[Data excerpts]
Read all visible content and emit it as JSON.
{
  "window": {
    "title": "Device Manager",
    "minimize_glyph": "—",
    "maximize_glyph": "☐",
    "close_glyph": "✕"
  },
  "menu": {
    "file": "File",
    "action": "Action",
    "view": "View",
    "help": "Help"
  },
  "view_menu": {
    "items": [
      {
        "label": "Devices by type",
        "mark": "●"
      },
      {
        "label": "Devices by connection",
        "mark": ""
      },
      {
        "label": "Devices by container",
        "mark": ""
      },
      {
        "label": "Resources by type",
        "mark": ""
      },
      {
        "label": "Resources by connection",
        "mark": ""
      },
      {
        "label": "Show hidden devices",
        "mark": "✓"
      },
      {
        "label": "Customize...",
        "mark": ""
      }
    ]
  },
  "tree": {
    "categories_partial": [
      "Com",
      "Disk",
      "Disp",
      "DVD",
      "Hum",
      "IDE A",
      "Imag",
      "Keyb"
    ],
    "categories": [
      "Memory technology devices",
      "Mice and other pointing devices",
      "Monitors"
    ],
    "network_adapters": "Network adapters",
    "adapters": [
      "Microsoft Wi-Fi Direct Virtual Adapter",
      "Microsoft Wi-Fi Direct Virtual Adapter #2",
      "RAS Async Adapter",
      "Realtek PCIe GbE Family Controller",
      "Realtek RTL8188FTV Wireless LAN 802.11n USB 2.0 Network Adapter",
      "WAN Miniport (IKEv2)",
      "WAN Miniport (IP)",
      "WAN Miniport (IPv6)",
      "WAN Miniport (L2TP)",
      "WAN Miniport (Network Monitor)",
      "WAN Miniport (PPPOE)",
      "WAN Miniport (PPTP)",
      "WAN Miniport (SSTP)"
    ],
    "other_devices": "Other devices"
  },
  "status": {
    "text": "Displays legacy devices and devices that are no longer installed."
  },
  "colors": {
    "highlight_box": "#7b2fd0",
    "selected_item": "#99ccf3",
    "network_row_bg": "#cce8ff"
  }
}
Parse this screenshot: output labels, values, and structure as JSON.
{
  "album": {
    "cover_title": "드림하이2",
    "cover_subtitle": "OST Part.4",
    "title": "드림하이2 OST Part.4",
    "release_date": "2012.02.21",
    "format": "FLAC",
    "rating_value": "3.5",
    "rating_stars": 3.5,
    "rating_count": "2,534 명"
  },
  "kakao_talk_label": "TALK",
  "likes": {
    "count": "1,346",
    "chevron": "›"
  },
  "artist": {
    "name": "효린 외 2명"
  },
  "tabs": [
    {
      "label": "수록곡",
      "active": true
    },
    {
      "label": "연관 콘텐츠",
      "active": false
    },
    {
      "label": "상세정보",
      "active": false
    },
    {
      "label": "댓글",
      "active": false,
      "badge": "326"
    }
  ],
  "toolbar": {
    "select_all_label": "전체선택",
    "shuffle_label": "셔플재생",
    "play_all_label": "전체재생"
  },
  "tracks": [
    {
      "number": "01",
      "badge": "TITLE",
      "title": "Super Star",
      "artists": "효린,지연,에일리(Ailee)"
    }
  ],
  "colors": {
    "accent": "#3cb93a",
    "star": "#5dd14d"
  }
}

**Problem**
Repeat all entries. Match them exactly.

**Expected output**
Read all visible content and emit it as JSON.
{
  "window": {
    "title": "Device Manager",
    "minimize_glyph": "—",
    "maximize_glyph": "☐",
    "close_glyph": "✕"
  },
  "menu": {
    "file": "File",
    "action": "Action",
    "view": "View",
    "help": "Help"
  },
  "view_menu": {
    "items": [
      {
        "label": "Devices by type",
        "mark": "●"
      },
      {
        "label": "Devices by connection",
        "mark": ""
      },
      {
        "label": "Devices by container",
        "mark": ""
      },
      {
        "label": "Resources by type",
        "mark": ""
      },
      {
        "label": "Resources by connection",
        "mark": ""
      },
      {
        "label": "Show hidden devices",
        "mark": "✓"
      },
      {
        "label": "Customize...",
        "mark": ""
      }
    ]
  },
  "tree": {
    "categories_partial": [
      "Com",
      "Disk",
      "Disp",
      "DVD",
      "Hum",
      "IDE A",
      "Imag",
      "Keyb"
    ],
    "categories": [
      "Memory technology devices",
      "Mice and other pointing devices",
      "Monitors"
    ],
    "network_adapters": "Network adapters",
    "adapters": [
      "Microsoft Wi-Fi Direct Virtual Adapter",
      "Microsoft Wi-Fi Direct Virtual Adapter #2",
      "RAS Async Adapter",
      "Realtek PCIe GbE Family Controller",
      "Realtek RTL8188FTV Wireless LAN 802.11n USB 2.0 Network Adapter",
      "WAN Miniport (IKEv2)",
      "WAN Miniport (IP)",
      "WAN Miniport (IPv6)",
      "WAN Miniport (L2TP)",
      "WAN Miniport (Network Monitor)",
      "WAN Miniport (PPPOE)",
      "WAN Miniport (PPTP)",
      "WAN Miniport (SSTP)"
    ],
    "other_devices": "Other devices"
  },
  "status": {
    "text": "Displays legacy devices and devices that are no longer installed."
  },
  "colors": {
    "highlight_box": "#7b2fd0",
    "selected_item": "#99ccf3",
    "network_row_bg": "#cce8ff"
  }
}
Parse this screenshot: output labels, values, and structure as JSON.
{
  "album": {
    "cover_title": "드림하이2",
    "cover_subtitle": "OST Part.4",
    "title": "드림하이2 OST Part.4",
    "release_date": "2012.02.21",
    "format": "FLAC",
    "rating_value": "3.5",
    "rating_stars": 3.5,
    "rating_count": "2,534 명"
  },
  "kakao_talk_label": "TALK",
  "likes": {
    "count": "1,346",
    "chevron": "›"
  },
  "artist": {
    "name": "효린 외 2명"
  },
  "tabs": [
    {
      "label": "수록곡",
      "active": true
    },
    {
      "label": "연관 콘텐츠",
      "active": false
    },
    {
      "label": "상세정보",
      "active": false
    },
    {
      "label": "댓글",
      "active": false,
      "badge": "326"
    }
  ],
  "toolbar": {
    "select_all_label": "전체선택",
    "shuffle_label": "셔플재생",
    "play_all_label": "전체재생"
  },
  "tracks": [
    {
      "number": "01",
      "badge": "TITLE",
      "title": "Super Star",
      "artists": "효린,지연,에일리(Ailee)"
    }
  ],
  "colors": {
    "accent": "#3cb93a",
    "star": "#5dd14d"
  }
}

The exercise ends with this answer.